[Dataset items]
________________________________________

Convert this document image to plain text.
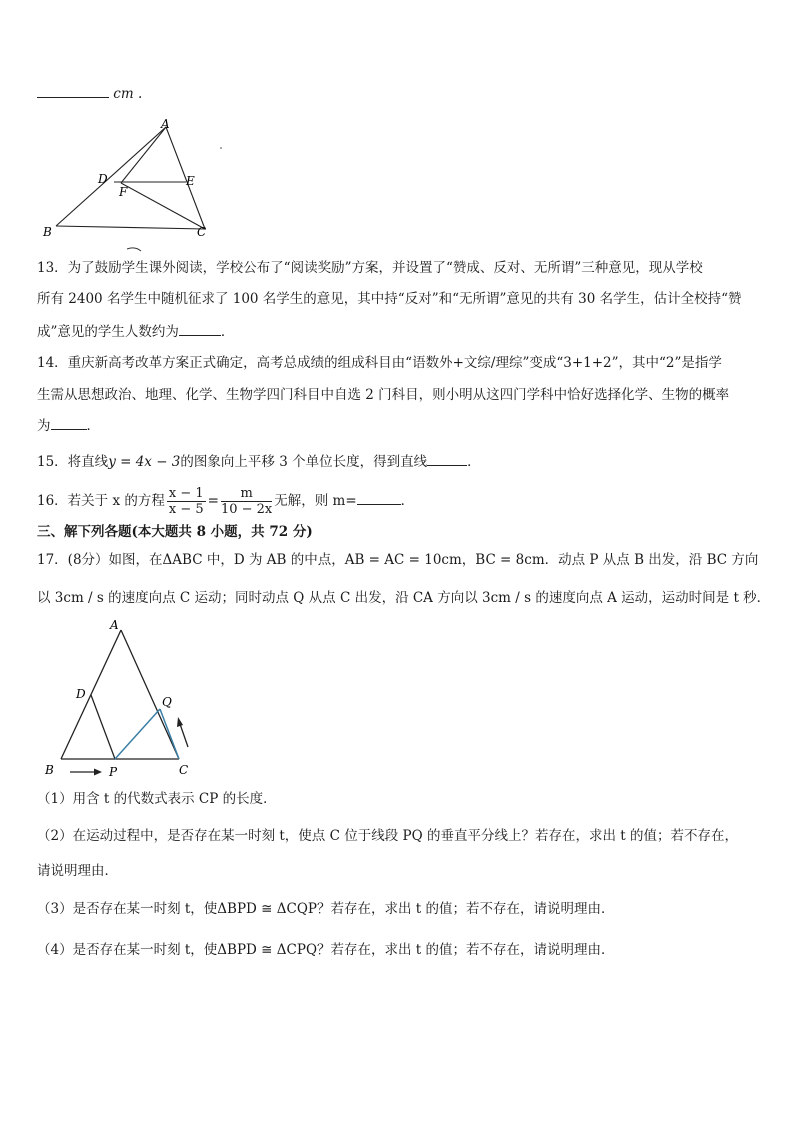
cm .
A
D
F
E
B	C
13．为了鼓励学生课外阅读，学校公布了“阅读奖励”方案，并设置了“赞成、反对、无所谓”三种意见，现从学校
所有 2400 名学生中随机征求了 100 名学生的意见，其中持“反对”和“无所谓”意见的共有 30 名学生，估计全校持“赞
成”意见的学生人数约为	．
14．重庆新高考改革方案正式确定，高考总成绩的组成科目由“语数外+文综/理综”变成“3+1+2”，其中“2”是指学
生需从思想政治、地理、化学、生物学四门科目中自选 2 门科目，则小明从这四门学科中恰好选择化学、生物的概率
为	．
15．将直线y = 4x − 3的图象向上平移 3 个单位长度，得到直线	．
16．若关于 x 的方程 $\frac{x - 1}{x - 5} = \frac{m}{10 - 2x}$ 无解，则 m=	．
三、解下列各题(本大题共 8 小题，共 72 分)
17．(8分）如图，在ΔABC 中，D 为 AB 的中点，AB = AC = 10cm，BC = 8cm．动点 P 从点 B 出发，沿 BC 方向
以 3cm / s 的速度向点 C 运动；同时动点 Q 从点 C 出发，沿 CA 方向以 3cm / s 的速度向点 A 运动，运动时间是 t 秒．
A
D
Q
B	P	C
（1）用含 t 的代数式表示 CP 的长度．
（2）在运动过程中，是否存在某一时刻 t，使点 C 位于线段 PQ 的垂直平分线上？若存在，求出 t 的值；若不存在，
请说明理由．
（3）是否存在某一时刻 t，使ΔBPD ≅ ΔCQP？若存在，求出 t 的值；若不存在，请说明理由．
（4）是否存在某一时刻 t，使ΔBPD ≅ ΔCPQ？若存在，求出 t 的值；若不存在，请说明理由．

________________________________________

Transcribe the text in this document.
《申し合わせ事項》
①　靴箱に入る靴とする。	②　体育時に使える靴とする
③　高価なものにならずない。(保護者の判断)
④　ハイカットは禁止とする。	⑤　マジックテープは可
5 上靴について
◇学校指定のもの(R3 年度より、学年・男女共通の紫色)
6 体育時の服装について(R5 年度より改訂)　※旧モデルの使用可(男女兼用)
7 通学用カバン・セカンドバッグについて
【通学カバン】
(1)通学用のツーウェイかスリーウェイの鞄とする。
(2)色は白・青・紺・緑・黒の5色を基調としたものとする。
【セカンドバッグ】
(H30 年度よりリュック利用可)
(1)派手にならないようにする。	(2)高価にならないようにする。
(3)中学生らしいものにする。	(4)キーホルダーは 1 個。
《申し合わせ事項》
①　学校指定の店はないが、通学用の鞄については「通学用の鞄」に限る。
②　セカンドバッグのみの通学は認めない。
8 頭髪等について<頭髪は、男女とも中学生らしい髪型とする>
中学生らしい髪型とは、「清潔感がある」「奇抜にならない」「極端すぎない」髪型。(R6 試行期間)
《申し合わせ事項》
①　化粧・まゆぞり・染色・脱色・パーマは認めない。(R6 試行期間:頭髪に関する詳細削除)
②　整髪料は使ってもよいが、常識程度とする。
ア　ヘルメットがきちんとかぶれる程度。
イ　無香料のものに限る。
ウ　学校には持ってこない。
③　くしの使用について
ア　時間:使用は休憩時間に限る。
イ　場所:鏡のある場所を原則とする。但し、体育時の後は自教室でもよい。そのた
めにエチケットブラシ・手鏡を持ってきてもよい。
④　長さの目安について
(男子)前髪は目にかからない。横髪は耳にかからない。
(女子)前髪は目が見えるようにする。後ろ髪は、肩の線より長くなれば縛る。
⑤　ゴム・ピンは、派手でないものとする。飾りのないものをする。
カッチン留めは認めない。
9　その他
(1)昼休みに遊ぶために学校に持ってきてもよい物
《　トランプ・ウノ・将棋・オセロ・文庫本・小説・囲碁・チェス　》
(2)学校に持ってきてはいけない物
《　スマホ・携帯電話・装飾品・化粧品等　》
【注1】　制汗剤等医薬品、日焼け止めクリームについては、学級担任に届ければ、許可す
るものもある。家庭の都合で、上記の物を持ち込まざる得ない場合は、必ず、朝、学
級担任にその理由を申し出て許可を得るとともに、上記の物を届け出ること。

________________________________________

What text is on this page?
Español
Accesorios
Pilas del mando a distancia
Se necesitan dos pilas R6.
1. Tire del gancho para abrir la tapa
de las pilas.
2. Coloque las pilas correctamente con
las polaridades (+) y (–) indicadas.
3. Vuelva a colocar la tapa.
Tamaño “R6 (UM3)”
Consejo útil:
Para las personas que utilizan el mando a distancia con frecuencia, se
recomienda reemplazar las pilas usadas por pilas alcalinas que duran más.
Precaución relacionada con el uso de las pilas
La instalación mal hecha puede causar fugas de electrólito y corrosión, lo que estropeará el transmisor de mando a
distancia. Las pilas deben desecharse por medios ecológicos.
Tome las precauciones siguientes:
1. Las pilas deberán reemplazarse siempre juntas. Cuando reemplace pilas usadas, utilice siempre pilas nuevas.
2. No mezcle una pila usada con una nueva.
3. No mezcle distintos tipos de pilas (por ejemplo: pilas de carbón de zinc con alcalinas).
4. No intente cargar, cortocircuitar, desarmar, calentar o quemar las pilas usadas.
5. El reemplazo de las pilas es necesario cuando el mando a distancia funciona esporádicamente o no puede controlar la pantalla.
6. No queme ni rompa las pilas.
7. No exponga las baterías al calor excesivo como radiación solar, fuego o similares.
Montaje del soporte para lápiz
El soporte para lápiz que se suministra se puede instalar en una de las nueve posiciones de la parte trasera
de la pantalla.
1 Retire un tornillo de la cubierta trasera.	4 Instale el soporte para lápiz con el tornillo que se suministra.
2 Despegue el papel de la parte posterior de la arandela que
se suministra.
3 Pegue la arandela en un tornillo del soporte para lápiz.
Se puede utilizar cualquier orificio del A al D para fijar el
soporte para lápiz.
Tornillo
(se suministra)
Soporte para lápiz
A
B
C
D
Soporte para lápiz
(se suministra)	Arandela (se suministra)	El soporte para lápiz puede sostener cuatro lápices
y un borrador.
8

________________________________________

Search the records above for "mando". Copy each line where it is found.

Pilas del mando a distancia
Para las personas que utilizan el mando a distancia con frecuencia, se
La instalación mal hecha puede causar fugas de electrólito y corrosión, lo que estropeará el transmisor de mando a
5. El reemplazo de las pilas es necesario cuando el mando a distancia funciona esporádicamente o no puede controlar la pantalla.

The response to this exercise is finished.